◆ Your instructions:
Go through the data below. List every line that holds the word "along".

········

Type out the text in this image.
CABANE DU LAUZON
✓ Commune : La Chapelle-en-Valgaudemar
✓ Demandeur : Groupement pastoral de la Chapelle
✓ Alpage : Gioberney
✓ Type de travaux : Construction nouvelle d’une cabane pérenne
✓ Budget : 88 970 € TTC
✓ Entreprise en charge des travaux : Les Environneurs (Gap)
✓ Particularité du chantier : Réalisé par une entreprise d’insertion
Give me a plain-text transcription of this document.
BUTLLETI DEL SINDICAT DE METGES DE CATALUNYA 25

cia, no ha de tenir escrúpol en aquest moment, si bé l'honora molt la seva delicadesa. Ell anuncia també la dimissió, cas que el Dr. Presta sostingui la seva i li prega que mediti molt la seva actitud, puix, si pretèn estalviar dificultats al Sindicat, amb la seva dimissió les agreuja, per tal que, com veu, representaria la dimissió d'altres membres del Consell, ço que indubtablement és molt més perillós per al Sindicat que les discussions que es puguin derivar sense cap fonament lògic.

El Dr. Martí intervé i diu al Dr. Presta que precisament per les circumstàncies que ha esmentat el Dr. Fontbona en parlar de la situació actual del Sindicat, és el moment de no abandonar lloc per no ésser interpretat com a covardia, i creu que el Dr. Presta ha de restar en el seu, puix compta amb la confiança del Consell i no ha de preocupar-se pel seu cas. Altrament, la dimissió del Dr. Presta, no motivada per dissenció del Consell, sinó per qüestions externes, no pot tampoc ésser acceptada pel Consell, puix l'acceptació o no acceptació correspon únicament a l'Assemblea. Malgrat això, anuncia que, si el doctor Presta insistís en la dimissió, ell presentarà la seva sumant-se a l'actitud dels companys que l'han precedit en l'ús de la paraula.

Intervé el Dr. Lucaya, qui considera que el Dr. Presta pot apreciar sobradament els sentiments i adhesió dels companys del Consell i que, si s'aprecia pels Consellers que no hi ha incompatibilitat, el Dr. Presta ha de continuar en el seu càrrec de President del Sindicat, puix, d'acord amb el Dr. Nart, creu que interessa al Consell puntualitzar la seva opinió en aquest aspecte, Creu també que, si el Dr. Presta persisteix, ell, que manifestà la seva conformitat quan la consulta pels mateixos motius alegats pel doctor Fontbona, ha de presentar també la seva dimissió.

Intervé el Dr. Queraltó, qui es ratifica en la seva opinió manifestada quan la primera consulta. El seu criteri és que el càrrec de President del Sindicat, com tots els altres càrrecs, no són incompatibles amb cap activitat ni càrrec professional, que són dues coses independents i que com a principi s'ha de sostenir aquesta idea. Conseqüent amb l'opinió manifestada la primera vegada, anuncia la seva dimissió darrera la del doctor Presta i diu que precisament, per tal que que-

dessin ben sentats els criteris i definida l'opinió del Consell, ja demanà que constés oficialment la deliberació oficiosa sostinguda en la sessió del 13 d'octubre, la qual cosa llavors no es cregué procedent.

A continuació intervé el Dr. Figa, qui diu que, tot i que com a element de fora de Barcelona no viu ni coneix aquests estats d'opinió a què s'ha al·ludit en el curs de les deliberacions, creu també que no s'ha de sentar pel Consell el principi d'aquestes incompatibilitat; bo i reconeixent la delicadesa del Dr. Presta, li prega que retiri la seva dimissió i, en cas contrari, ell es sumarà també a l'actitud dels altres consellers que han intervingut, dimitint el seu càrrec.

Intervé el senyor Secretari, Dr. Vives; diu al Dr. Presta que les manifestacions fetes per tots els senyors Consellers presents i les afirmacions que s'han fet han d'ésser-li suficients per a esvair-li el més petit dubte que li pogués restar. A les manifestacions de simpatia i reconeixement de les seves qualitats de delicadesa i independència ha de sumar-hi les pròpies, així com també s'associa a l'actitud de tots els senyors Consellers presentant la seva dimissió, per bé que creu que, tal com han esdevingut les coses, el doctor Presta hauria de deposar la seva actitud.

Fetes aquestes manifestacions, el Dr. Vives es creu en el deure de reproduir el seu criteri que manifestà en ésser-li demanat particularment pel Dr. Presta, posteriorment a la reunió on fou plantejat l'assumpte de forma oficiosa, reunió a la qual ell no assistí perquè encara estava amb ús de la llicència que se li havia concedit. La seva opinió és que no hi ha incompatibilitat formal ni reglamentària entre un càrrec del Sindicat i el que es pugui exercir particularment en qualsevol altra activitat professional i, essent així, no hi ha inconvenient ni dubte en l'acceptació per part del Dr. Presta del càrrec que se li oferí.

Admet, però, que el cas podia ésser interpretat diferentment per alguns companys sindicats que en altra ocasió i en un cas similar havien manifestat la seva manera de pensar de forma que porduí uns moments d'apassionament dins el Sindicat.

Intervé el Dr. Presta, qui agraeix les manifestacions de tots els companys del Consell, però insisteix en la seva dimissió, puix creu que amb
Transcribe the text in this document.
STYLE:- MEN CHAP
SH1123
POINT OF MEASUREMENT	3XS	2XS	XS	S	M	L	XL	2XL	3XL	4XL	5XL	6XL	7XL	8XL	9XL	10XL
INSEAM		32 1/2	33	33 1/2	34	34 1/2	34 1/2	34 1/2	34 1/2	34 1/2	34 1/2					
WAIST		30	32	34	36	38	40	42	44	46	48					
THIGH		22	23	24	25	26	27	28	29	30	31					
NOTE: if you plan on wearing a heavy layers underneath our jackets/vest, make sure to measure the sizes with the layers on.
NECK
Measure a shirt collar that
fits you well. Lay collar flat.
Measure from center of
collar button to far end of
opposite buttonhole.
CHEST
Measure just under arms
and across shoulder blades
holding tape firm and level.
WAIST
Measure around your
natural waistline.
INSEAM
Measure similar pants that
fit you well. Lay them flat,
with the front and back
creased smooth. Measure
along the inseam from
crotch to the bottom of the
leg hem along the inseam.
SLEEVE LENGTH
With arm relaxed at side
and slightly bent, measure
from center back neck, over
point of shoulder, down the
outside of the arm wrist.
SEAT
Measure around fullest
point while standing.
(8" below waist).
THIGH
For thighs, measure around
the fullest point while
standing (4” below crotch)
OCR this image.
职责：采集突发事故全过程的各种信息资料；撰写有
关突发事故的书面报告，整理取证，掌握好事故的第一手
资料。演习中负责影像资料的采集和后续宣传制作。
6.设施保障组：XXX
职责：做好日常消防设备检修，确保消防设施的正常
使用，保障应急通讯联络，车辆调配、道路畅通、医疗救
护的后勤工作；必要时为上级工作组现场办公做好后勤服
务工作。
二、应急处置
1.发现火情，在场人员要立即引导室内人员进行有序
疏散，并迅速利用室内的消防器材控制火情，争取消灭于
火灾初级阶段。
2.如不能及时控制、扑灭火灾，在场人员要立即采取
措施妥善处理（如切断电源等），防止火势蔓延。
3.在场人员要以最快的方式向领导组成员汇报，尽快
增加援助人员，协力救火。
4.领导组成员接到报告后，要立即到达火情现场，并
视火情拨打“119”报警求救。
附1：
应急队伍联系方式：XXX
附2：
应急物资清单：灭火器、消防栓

········

◆ Output:
along the inseam from
leg hem along the inseam.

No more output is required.